• **WHAT IS EXPECTED**
Extract every line that contains the word "this".

--- Begin ---

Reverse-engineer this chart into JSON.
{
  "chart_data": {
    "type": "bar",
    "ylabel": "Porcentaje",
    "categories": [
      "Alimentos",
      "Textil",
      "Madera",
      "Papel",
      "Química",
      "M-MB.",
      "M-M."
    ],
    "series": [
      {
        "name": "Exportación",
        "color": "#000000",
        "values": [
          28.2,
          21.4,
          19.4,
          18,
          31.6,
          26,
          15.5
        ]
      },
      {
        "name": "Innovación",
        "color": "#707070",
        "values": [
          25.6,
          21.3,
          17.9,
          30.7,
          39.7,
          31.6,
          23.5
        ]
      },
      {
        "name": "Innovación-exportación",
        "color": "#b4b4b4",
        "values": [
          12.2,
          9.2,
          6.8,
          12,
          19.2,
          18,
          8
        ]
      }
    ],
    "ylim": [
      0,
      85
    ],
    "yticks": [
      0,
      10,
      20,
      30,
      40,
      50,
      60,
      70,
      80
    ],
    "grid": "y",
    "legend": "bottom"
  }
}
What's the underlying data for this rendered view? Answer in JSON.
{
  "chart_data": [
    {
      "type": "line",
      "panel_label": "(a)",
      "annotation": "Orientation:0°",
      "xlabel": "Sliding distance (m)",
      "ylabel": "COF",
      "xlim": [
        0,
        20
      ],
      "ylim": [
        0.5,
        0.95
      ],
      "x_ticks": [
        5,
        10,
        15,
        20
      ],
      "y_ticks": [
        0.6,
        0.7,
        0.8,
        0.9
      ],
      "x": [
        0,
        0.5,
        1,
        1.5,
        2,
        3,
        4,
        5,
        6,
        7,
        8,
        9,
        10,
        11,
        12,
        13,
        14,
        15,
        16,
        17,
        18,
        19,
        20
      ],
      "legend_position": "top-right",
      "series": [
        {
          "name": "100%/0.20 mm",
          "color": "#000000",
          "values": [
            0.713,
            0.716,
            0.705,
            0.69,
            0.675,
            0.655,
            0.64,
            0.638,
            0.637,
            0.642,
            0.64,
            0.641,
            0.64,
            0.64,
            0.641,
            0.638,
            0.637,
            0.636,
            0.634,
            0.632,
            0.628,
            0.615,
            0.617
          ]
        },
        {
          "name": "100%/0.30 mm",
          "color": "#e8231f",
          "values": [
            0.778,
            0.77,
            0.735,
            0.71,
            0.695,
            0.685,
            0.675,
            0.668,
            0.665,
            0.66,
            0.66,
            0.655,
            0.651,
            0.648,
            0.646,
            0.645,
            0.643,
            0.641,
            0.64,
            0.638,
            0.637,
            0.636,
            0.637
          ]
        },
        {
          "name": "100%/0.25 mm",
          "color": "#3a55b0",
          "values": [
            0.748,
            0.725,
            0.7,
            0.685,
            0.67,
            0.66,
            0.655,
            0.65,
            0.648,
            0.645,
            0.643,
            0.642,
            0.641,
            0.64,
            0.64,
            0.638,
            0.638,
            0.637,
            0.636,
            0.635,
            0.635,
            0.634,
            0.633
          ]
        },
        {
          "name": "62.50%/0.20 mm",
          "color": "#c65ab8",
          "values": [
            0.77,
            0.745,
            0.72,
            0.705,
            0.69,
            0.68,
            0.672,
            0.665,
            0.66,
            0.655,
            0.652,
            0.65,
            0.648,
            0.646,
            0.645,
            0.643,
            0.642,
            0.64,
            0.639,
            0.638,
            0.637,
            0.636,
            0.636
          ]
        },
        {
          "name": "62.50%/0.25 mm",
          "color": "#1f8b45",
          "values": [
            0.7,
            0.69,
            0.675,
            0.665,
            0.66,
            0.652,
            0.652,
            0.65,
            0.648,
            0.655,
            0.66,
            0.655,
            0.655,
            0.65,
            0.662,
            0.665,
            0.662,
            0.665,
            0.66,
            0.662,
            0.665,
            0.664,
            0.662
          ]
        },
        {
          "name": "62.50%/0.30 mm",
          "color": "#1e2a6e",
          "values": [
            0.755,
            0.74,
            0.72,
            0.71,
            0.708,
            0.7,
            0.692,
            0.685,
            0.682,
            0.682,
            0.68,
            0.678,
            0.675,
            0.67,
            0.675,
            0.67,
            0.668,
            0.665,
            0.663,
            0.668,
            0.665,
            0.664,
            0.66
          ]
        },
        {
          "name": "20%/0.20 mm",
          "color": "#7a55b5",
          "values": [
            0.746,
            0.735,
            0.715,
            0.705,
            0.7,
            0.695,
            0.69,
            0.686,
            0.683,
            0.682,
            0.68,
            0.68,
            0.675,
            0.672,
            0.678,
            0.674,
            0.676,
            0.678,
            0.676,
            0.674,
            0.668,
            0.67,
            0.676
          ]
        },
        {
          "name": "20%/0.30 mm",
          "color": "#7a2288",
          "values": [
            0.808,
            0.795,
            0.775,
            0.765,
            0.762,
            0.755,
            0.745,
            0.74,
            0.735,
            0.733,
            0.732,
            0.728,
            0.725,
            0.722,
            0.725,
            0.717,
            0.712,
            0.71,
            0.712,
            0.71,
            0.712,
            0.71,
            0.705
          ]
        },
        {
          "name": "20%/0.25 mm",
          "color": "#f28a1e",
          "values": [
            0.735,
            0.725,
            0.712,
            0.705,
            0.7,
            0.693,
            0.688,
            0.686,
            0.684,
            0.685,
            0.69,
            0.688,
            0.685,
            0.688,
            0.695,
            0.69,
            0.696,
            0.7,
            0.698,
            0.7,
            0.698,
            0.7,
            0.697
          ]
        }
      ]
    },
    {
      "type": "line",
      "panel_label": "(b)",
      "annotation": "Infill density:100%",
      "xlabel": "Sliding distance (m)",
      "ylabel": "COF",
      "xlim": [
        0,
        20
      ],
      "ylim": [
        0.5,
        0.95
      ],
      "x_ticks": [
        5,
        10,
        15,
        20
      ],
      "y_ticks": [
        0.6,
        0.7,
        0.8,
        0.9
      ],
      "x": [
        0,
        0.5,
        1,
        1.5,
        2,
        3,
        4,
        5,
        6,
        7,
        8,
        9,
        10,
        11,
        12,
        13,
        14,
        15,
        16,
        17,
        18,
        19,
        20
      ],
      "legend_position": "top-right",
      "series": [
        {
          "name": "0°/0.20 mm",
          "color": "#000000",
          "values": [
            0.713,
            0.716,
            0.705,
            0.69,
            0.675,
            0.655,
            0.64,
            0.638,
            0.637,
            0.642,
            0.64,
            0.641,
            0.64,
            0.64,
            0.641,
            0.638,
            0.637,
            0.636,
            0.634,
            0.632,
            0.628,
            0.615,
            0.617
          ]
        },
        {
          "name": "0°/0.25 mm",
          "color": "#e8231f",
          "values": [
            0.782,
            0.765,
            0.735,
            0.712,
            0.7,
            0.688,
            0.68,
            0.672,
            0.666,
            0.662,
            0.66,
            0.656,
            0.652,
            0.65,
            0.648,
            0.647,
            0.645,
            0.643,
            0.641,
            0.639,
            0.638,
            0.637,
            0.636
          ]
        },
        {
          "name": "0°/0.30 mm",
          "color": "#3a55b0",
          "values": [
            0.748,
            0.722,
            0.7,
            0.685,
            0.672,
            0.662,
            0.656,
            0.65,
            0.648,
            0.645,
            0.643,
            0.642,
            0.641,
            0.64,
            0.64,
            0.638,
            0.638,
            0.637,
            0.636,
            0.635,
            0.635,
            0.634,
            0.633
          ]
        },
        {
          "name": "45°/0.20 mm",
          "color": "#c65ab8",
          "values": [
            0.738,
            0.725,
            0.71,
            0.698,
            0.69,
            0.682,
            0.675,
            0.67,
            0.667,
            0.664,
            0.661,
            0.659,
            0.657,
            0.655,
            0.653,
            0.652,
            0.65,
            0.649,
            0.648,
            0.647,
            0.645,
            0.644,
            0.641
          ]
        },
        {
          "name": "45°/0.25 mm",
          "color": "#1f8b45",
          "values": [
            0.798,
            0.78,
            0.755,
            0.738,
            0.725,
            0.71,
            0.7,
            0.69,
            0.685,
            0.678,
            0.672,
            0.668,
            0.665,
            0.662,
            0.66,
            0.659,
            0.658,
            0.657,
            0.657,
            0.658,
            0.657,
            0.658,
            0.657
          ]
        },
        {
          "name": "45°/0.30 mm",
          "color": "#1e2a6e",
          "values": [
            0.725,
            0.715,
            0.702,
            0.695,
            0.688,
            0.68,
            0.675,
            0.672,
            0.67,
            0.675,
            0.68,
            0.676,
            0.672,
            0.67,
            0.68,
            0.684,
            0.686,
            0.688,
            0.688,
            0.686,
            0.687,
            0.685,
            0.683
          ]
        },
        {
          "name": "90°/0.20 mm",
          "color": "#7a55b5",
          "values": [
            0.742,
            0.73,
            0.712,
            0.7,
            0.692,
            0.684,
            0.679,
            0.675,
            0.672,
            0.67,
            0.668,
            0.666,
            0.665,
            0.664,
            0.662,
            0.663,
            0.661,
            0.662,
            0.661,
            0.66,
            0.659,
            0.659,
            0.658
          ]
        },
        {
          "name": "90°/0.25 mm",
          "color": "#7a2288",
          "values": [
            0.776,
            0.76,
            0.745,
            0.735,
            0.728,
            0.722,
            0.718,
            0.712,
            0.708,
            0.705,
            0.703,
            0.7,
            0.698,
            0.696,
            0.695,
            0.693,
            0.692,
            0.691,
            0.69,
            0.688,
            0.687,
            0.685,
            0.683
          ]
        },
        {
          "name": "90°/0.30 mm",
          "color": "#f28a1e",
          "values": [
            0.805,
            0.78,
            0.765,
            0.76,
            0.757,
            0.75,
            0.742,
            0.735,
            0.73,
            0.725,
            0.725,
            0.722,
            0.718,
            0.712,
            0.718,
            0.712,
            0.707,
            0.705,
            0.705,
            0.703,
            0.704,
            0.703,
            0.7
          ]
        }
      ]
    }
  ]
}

--- End ---

• **OUTPUT OF THE TASK**
Reverse-engineer this chart into JSON.
What's the underlying data for this rendered view? Answer in JSON.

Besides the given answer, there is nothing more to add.